Print every entry, word for word, and skip the images.

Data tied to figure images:
● ● ●
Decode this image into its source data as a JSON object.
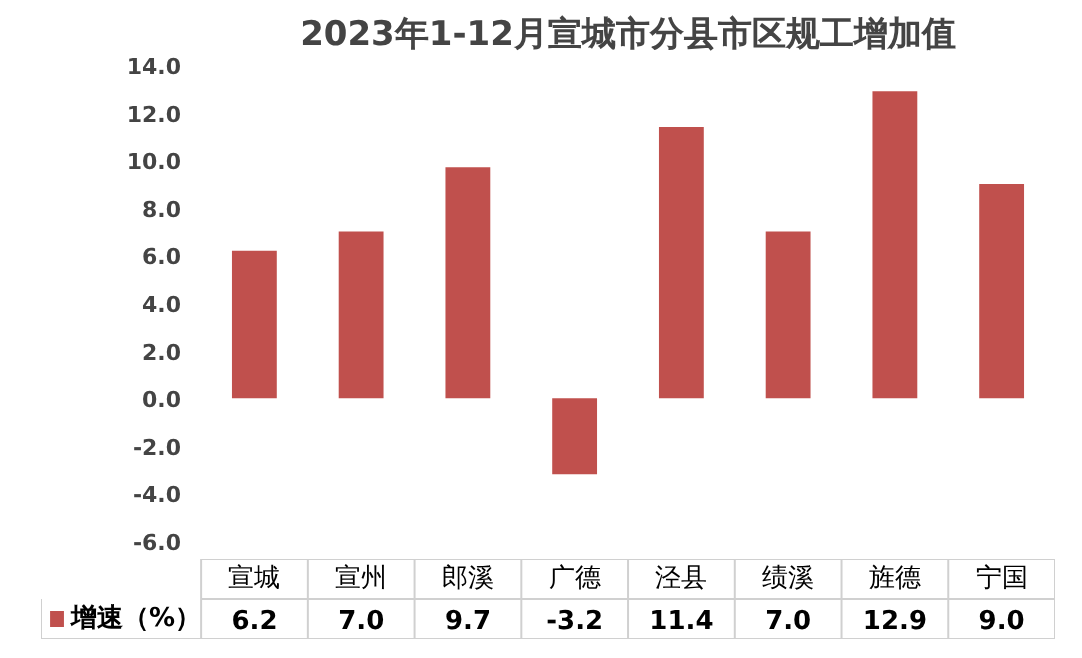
{
  "chart_data": {
    "type": "bar",
    "title": "2023年1-12月宣城市分县市区规工增加值",
    "categories": [
      "宣城",
      "宣州",
      "郎溪",
      "广德",
      "泾县",
      "绩溪",
      "旌德",
      "宁国"
    ],
    "series": [
      {
        "name": "增速（%）",
        "color": "#c0504d",
        "values": [
          6.2,
          7.0,
          9.7,
          -3.2,
          11.4,
          7.0,
          12.9,
          9.0
        ],
        "value_labels": [
          "6.2",
          "7.0",
          "9.7",
          "-3.2",
          "11.4",
          "7.0",
          "12.9",
          "9.0"
        ]
      }
    ],
    "ylim": [
      -6,
      14
    ],
    "yticks": [
      {
        "value": -6,
        "label": "-6.0"
      },
      {
        "value": -4,
        "label": "-4.0"
      },
      {
        "value": -2,
        "label": "-2.0"
      },
      {
        "value": 0,
        "label": "0.0"
      },
      {
        "value": 2,
        "label": "2.0"
      },
      {
        "value": 4,
        "label": "4.0"
      },
      {
        "value": 6,
        "label": "6.0"
      },
      {
        "value": 8,
        "label": "8.0"
      },
      {
        "value": 10,
        "label": "10.0"
      },
      {
        "value": 12,
        "label": "12.0"
      },
      {
        "value": 14,
        "label": "14.0"
      }
    ],
    "grid": false,
    "legend": "bottom"
  }
}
● ● ●
REPLY TO THE TASK:
Decode this image into its source data as a JSON object.
{
  "chart_data": {
    "type": "bar",
    "title": "2023年1-12月宣城市分县市区规工增加值",
    "categories": [
      "宣城",
      "宣州",
      "郎溪",
      "广德",
      "泾县",
      "绩溪",
      "旌德",
      "宁国"
    ],
    "series": [
      {
        "name": "增速（%）",
        "color": "#c0504d",
        "values": [
          6.2,
          7.0,
          9.7,
          -3.2,
          11.4,
          7.0,
          12.9,
          9.0
        ],
        "value_labels": [
          "6.2",
          "7.0",
          "9.7",
          "-3.2",
          "11.4",
          "7.0",
          "12.9",
          "9.0"
        ]
      }
    ],
    "ylim": [
      -6,
      14
    ],
    "yticks": [
      {
        "value": -6,
        "label": "-6.0"
      },
      {
        "value": -4,
        "label": "-4.0"
      },
      {
        "value": -2,
        "label": "-2.0"
      },
      {
        "value": 0,
        "label": "0.0"
      },
      {
        "value": 2,
        "label": "2.0"
      },
      {
        "value": 4,
        "label": "4.0"
      },
      {
        "value": 6,
        "label": "6.0"
      },
      {
        "value": 8,
        "label": "8.0"
      },
      {
        "value": 10,
        "label": "10.0"
      },
      {
        "value": 12,
        "label": "12.0"
      },
      {
        "value": 14,
        "label": "14.0"
      }
    ],
    "grid": false,
    "legend": "bottom"
  }
}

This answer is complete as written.